WHAT YOU HAVE TO DO: Show all lines that include the string "important"; copy each one.

╔══

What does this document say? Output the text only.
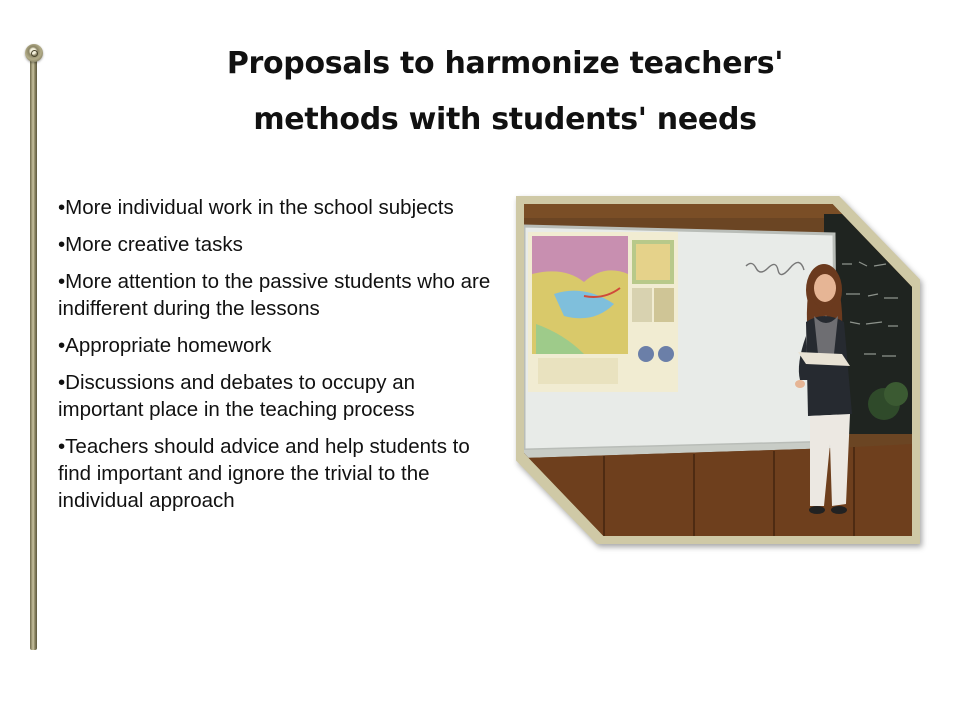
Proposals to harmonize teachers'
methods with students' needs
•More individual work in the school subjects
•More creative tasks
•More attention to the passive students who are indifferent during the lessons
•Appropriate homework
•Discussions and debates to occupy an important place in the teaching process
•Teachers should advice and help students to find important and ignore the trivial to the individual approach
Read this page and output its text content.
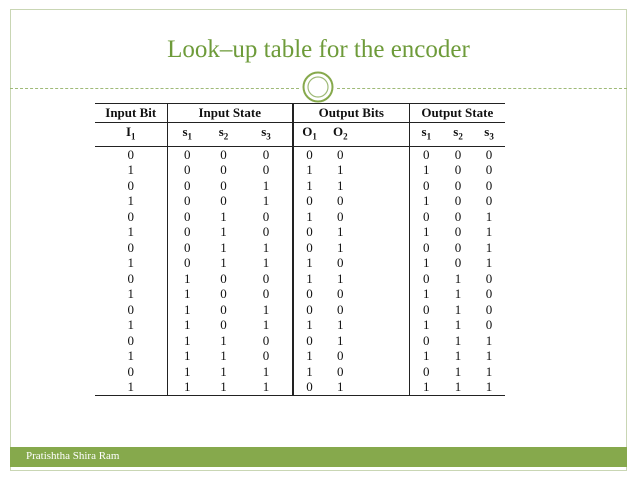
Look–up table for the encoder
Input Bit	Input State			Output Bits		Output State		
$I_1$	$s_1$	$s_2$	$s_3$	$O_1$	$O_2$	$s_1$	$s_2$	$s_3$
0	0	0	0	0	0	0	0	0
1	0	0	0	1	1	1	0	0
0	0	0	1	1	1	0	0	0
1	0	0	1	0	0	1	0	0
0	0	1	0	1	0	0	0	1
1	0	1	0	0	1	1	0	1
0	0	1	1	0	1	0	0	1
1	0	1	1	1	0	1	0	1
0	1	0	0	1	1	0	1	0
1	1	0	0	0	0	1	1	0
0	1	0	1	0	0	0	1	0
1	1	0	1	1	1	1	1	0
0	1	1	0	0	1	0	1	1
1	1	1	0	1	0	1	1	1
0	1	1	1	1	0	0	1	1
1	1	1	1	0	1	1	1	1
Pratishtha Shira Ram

╚══

CORRECT OUTPUT:
•Discussions and debates to occupy an important place in the teaching process
•Teachers should advice and help students to find important and ignore the trivial to the individual approach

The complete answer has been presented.